Hi TT and V,
So today for me is end of day 7 (week 1 of manifesting mastery course) and let me begin straight off the bat saying that I’m a lot more confident , a lot more hopeful, a lot more happier, a lot more focused, a lot more in control and aware of my emotions and whether they are keeping me on track with what I see for myself , or if they are pushing me off the cliff into a downward spiral of fear and doubt and negativity (which is what used to happen to me all the time before I started this program).
It’s amazing how the simple exercises in this week opened my eyes to what I’m really doing to my own life and how whatever is happening in my life is really my own long term imagination at work…
It’s amazing really how something like our own imagination which we totally take for granted (at least I did, cause I wasn’t this aware) is literally running our life.. and I thank you both for making me realize that.
I must admit, I still have a long way to go I’m sure to unlearn what I have taught myself and have been taught over the last 34 yrs of my life, but for the first time I feel like this can happen for me, this will happen for me, you know what I mean?

==*==

▶ [Task list]:
A) According to the letter, how many days of the manifesting mastery course has the writer completed?
B) Transcribe the letter word for word, starting with "It’s amazing how" and going on through "me realize that.".

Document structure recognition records
==*==

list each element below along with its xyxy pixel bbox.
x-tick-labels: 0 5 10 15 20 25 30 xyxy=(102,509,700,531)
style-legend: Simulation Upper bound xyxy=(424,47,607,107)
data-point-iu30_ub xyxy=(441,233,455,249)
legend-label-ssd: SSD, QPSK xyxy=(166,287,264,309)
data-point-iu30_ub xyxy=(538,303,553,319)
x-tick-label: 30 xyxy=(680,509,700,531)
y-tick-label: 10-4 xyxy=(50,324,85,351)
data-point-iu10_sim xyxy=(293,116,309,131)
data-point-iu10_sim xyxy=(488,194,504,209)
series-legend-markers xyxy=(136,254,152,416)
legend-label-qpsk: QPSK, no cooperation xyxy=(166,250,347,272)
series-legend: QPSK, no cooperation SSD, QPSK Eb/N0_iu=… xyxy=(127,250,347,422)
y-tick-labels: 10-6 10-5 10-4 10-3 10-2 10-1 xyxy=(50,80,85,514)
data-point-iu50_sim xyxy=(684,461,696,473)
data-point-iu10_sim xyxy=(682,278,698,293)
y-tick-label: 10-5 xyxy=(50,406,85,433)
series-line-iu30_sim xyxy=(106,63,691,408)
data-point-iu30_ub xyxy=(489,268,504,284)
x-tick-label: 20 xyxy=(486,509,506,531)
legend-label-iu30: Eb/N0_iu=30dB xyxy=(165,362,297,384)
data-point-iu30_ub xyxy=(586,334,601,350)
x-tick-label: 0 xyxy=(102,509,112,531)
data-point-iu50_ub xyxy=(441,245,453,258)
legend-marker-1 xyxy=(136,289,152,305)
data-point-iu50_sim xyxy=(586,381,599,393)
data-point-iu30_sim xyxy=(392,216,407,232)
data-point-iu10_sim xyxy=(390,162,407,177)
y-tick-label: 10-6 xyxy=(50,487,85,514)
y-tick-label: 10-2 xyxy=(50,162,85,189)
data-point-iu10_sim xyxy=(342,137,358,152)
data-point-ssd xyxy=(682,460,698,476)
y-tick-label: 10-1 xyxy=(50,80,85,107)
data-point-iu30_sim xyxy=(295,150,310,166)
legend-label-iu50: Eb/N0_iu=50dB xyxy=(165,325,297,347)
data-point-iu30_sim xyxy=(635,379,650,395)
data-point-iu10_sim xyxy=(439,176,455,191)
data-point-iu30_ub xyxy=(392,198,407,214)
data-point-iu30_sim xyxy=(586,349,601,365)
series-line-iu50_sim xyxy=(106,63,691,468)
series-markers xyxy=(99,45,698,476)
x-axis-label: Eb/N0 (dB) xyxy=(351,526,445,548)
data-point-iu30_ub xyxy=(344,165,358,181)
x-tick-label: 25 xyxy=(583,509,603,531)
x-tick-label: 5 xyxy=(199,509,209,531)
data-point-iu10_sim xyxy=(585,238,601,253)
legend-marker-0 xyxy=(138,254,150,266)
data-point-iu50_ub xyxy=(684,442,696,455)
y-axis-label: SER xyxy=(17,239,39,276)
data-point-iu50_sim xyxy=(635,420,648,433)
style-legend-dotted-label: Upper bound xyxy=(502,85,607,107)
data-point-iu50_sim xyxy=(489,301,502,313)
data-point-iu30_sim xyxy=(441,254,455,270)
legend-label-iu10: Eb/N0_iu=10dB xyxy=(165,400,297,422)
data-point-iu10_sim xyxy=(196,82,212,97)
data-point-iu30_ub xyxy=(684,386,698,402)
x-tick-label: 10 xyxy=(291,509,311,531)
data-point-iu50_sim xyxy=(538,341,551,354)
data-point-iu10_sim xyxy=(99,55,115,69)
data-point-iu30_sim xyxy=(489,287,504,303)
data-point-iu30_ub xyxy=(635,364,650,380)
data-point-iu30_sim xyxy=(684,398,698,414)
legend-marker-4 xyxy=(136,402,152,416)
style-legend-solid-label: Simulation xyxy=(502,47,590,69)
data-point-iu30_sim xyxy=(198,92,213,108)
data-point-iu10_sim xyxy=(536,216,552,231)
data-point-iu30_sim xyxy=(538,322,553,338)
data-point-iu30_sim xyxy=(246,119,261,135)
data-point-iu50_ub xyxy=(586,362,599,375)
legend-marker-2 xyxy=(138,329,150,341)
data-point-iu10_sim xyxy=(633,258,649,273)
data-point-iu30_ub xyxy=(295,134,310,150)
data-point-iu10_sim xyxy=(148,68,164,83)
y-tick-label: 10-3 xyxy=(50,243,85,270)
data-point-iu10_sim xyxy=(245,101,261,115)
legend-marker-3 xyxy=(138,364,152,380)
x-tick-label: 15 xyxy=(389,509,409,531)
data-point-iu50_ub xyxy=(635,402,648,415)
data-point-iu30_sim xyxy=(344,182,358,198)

==*==

▶ [Solutions in order]:
A) Seven days, the end of week 1.

B)
It’s amazing how the simple exercises in this week opened my eyes to what I’m really doing to my own life and how whatever is happening in my life is really my own long term imagination at work…
It’s amazing really how something like our own imagination which we totally take for granted (at least I did, cause I wasn’t this aware) is literally running our life.. and I thank you both for making me realize that.